> **GOAL OF THE EXERCISE**
Pick out all lines in the listing holding the string "title" and copy them.

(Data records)
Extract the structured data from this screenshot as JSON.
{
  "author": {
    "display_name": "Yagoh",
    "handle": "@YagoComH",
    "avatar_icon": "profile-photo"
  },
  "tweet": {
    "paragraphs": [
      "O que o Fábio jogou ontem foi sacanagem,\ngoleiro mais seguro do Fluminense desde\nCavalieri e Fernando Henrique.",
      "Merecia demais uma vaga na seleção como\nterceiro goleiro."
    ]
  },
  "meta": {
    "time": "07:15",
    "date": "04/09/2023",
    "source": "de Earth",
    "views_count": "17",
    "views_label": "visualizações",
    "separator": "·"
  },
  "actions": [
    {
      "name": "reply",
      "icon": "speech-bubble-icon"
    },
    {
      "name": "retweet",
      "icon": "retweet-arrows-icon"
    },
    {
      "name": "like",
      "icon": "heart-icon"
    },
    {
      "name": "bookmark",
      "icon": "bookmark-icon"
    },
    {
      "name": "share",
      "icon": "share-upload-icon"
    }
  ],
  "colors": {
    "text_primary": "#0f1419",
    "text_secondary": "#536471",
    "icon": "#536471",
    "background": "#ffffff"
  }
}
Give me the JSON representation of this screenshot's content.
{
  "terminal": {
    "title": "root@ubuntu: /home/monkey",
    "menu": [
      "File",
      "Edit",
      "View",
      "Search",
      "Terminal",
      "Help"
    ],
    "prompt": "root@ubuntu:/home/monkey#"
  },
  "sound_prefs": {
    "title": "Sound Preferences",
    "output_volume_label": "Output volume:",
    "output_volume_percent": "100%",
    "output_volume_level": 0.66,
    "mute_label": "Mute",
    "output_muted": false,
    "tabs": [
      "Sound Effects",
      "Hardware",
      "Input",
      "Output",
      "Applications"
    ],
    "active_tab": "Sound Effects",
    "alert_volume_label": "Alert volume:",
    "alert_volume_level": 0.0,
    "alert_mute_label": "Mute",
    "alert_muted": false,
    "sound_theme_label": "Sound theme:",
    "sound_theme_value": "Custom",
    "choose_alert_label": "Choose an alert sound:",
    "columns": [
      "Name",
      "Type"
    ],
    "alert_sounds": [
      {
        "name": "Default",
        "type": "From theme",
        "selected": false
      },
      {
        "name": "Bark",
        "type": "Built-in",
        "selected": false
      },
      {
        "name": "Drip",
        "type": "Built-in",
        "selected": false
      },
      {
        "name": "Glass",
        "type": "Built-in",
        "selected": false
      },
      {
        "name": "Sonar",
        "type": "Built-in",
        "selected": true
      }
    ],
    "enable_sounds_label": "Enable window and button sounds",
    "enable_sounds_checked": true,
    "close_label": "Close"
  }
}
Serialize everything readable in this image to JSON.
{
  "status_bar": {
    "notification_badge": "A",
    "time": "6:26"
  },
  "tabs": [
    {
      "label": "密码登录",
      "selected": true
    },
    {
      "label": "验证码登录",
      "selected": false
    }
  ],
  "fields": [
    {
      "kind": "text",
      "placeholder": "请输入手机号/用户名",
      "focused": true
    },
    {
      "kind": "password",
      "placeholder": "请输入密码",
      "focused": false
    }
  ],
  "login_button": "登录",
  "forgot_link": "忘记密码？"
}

> **RESULT FOR THIS EXERCISE**
    "title": "root@ubuntu: /home/monkey",
    "title": "Sound Preferences",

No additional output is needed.